Requirements
Please transcribe every line of the data below word for word, but leave out the pictures.
═════ Dataset records
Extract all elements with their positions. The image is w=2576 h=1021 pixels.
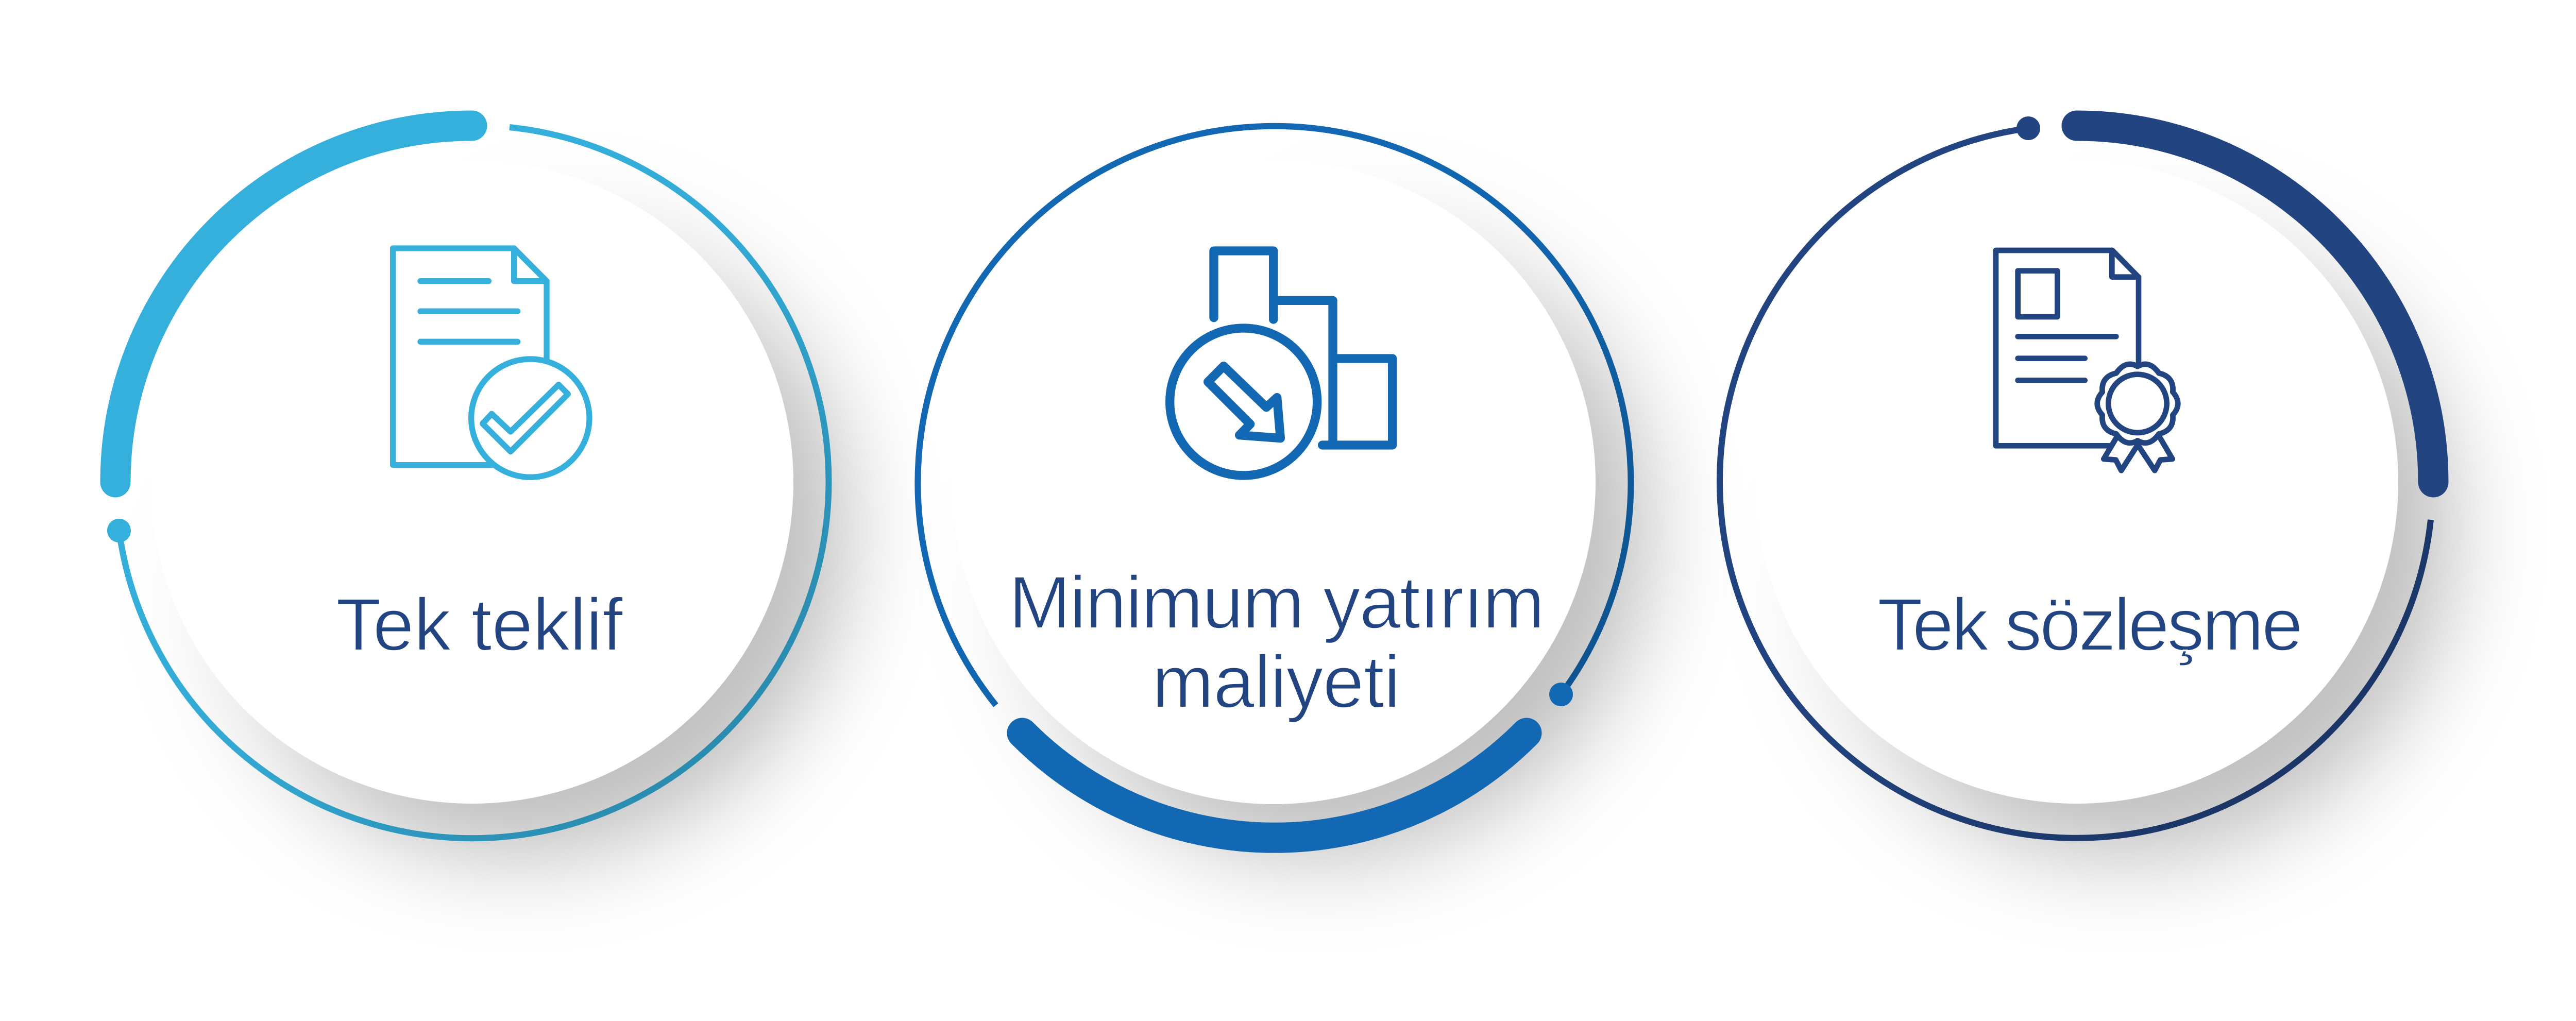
soft shadow — [1793, 199, 2453, 858]
thick arc — [115, 126, 472, 482]
icon: document with check mark — [393, 248, 589, 477]
label: Minimum yatırım maliyeti: maliyeti — [1152, 640, 1400, 723]
ring end dot — [107, 519, 131, 542]
panel: Minimum yatırım maliyeti — [918, 126, 1650, 858]
icon: falling cost bars with down arrow — [1170, 251, 1393, 475]
label: Tek sözleşme: Tek sözleşme — [1877, 583, 2303, 666]
white disc — [952, 160, 1596, 804]
thin ring: Tek teklif — [119, 127, 828, 838]
thin ring: Minimum yatırım maliyeti — [918, 126, 1631, 705]
label: Tek teklif: Tek teklif — [336, 583, 623, 666]
soft shadow — [189, 199, 848, 858]
ring end dot — [1549, 683, 1573, 706]
panel: Tek sözleşme — [1720, 116, 2453, 858]
soft shadow — [990, 199, 1650, 858]
panel: Tek teklif — [107, 126, 848, 858]
white disc — [150, 161, 793, 804]
thick arc — [1022, 733, 1527, 838]
label: Minimum yatırım maliyeti — [1009, 561, 1545, 723]
icon: certificate with rosette — [1996, 250, 2178, 470]
ring end dot — [2016, 116, 2040, 140]
white disc — [1755, 161, 2398, 804]
label: Minimum yatırım maliyeti: Minimum yatırım — [1009, 561, 1545, 644]
thin ring: Tek sözleşme — [1720, 128, 2431, 838]
thick arc — [2077, 126, 2433, 482]
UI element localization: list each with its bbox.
══════════
Response to this task
Extract all elements with their positions. The image is w=2576 h=1021 pixels.
soft shadow — [1793, 199, 2453, 858]
thick arc — [115, 126, 472, 482]
icon: document with check mark — [393, 248, 589, 477]
label: Minimum yatırım maliyeti: maliyeti — [1152, 640, 1400, 723]
ring end dot — [107, 519, 131, 542]
panel: Minimum yatırım maliyeti — [918, 126, 1650, 858]
icon: falling cost bars with down arrow — [1170, 251, 1393, 475]
label: Tek sözleşme: Tek sözleşme — [1877, 583, 2303, 666]
white disc — [952, 160, 1596, 804]
thin ring: Tek teklif — [119, 127, 828, 838]
thin ring: Minimum yatırım maliyeti — [918, 126, 1631, 705]
label: Tek teklif: Tek teklif — [336, 583, 623, 666]
soft shadow — [189, 199, 848, 858]
ring end dot — [1549, 683, 1573, 706]
panel: Tek sözleşme — [1720, 116, 2453, 858]
soft shadow — [990, 199, 1650, 858]
panel: Tek teklif — [107, 126, 848, 858]
white disc — [150, 161, 793, 804]
thick arc — [1022, 733, 1527, 838]
label: Minimum yatırım maliyeti — [1009, 561, 1545, 723]
icon: certificate with rosette — [1996, 250, 2178, 470]
ring end dot — [2016, 116, 2040, 140]
white disc — [1755, 161, 2398, 804]
label: Minimum yatırım maliyeti: Minimum yatırım — [1009, 561, 1545, 644]
thin ring: Tek sözleşme — [1720, 128, 2431, 838]
thick arc — [2077, 126, 2433, 482]
UI element localization: list each with its bbox.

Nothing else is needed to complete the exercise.